Exercise objective –
In the copy, keep every record exact and leave out all images.

+++ Entries provided

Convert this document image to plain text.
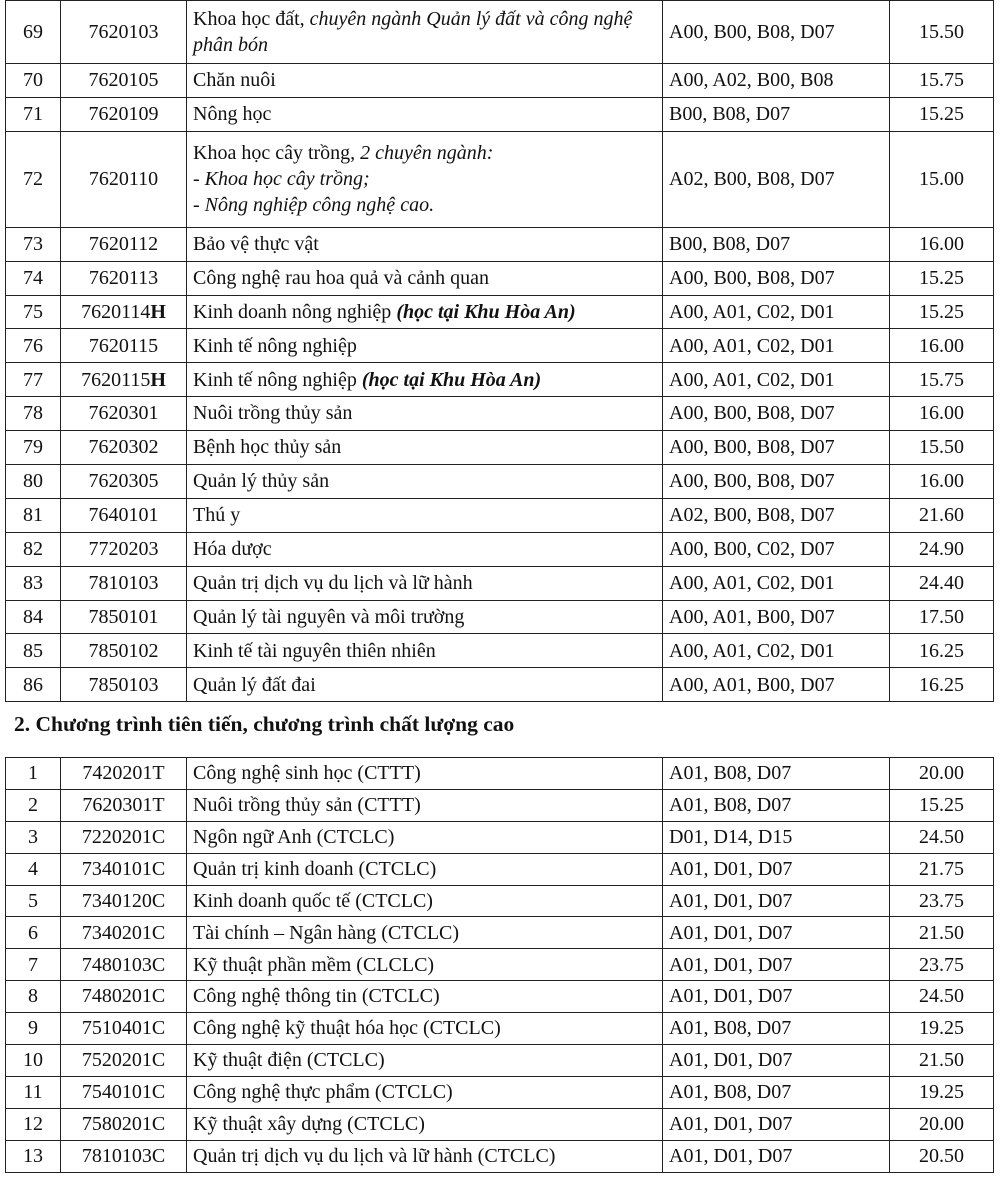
69	7620103	Khoa học đất, chuyên ngành Quản lý đất và công nghệ phân bón	A00, B00, B08, D07	15.50
70	7620105	Chăn nuôi	A00, A02, B00, B08	15.75
71	7620109	Nông học	B00, B08, D07	15.25
72	7620110	Khoa học cây trồng, 2 chuyên ngành:
- Khoa học cây trồng;
- Nông nghiệp công nghệ cao.	A02, B00, B08, D07	15.00
73	7620112	Bảo vệ thực vật	B00, B08, D07	16.00
74	7620113	Công nghệ rau hoa quả và cảnh quan	A00, B00, B08, D07	15.25
75	7620114H	Kinh doanh nông nghiệp (học tại Khu Hòa An)	A00, A01, C02, D01	15.25
76	7620115	Kinh tế nông nghiệp	A00, A01, C02, D01	16.00
77	7620115H	Kinh tế nông nghiệp (học tại Khu Hòa An)	A00, A01, C02, D01	15.75
78	7620301	Nuôi trồng thủy sản	A00, B00, B08, D07	16.00
79	7620302	Bệnh học thủy sản	A00, B00, B08, D07	15.50
80	7620305	Quản lý thủy sản	A00, B00, B08, D07	16.00
81	7640101	Thú y	A02, B00, B08, D07	21.60
82	7720203	Hóa dược	A00, B00, C02, D07	24.90
83	7810103	Quản trị dịch vụ du lịch và lữ hành	A00, A01, C02, D01	24.40
84	7850101	Quản lý tài nguyên và môi trường	A00, A01, B00, D07	17.50
85	7850102	Kinh tế tài nguyên thiên nhiên	A00, A01, C02, D01	16.25
86	7850103	Quản lý đất đai	A00, A01, B00, D07	16.25
2. Chương trình tiên tiến, chương trình chất lượng cao
1	7420201T	Công nghệ sinh học (CTTT)	A01, B08, D07	20.00
2	7620301T	Nuôi trồng thủy sản (CTTT)	A01, B08, D07	15.25
3	7220201C	Ngôn ngữ Anh (CTCLC)	D01, D14, D15	24.50
4	7340101C	Quản trị kinh doanh (CTCLC)	A01, D01, D07	21.75
5	7340120C	Kinh doanh quốc tế (CTCLC)	A01, D01, D07	23.75
6	7340201C	Tài chính – Ngân hàng (CTCLC)	A01, D01, D07	21.50
7	7480103C	Kỹ thuật phần mềm (CLCLC)	A01, D01, D07	23.75
8	7480201C	Công nghệ thông tin (CTCLC)	A01, D01, D07	24.50
9	7510401C	Công nghệ kỹ thuật hóa học (CTCLC)	A01, B08, D07	19.25
10	7520201C	Kỹ thuật điện (CTCLC)	A01, D01, D07	21.50
11	7540101C	Công nghệ thực phẩm (CTCLC)	A01, B08, D07	19.25
12	7580201C	Kỹ thuật xây dựng (CTCLC)	A01, D01, D07	20.00
13	7810103C	Quản trị dịch vụ du lịch và lữ hành (CTCLC)	A01, D01, D07	20.50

++++++

Written response –
Convert this document image to plain text.
69	7620103	Khoa học đất, chuyên ngành Quản lý đất và công nghệ phân bón	A00, B00, B08, D07	15.50
70	7620105	Chăn nuôi	A00, A02, B00, B08	15.75
71	7620109	Nông học	B00, B08, D07	15.25
72	7620110	Khoa học cây trồng, 2 chuyên ngành:
- Khoa học cây trồng;
- Nông nghiệp công nghệ cao.	A02, B00, B08, D07	15.00
73	7620112	Bảo vệ thực vật	B00, B08, D07	16.00
74	7620113	Công nghệ rau hoa quả và cảnh quan	A00, B00, B08, D07	15.25
75	7620114H	Kinh doanh nông nghiệp (học tại Khu Hòa An)	A00, A01, C02, D01	15.25
76	7620115	Kinh tế nông nghiệp	A00, A01, C02, D01	16.00
77	7620115H	Kinh tế nông nghiệp (học tại Khu Hòa An)	A00, A01, C02, D01	15.75
78	7620301	Nuôi trồng thủy sản	A00, B00, B08, D07	16.00
79	7620302	Bệnh học thủy sản	A00, B00, B08, D07	15.50
80	7620305	Quản lý thủy sản	A00, B00, B08, D07	16.00
81	7640101	Thú y	A02, B00, B08, D07	21.60
82	7720203	Hóa dược	A00, B00, C02, D07	24.90
83	7810103	Quản trị dịch vụ du lịch và lữ hành	A00, A01, C02, D01	24.40
84	7850101	Quản lý tài nguyên và môi trường	A00, A01, B00, D07	17.50
85	7850102	Kinh tế tài nguyên thiên nhiên	A00, A01, C02, D01	16.25
86	7850103	Quản lý đất đai	A00, A01, B00, D07	16.25
2. Chương trình tiên tiến, chương trình chất lượng cao
1	7420201T	Công nghệ sinh học (CTTT)	A01, B08, D07	20.00
2	7620301T	Nuôi trồng thủy sản (CTTT)	A01, B08, D07	15.25
3	7220201C	Ngôn ngữ Anh (CTCLC)	D01, D14, D15	24.50
4	7340101C	Quản trị kinh doanh (CTCLC)	A01, D01, D07	21.75
5	7340120C	Kinh doanh quốc tế (CTCLC)	A01, D01, D07	23.75
6	7340201C	Tài chính – Ngân hàng (CTCLC)	A01, D01, D07	21.50
7	7480103C	Kỹ thuật phần mềm (CLCLC)	A01, D01, D07	23.75
8	7480201C	Công nghệ thông tin (CTCLC)	A01, D01, D07	24.50
9	7510401C	Công nghệ kỹ thuật hóa học (CTCLC)	A01, B08, D07	19.25
10	7520201C	Kỹ thuật điện (CTCLC)	A01, D01, D07	21.50
11	7540101C	Công nghệ thực phẩm (CTCLC)	A01, B08, D07	19.25
12	7580201C	Kỹ thuật xây dựng (CTCLC)	A01, D01, D07	20.00
13	7810103C	Quản trị dịch vụ du lịch và lữ hành (CTCLC)	A01, D01, D07	20.50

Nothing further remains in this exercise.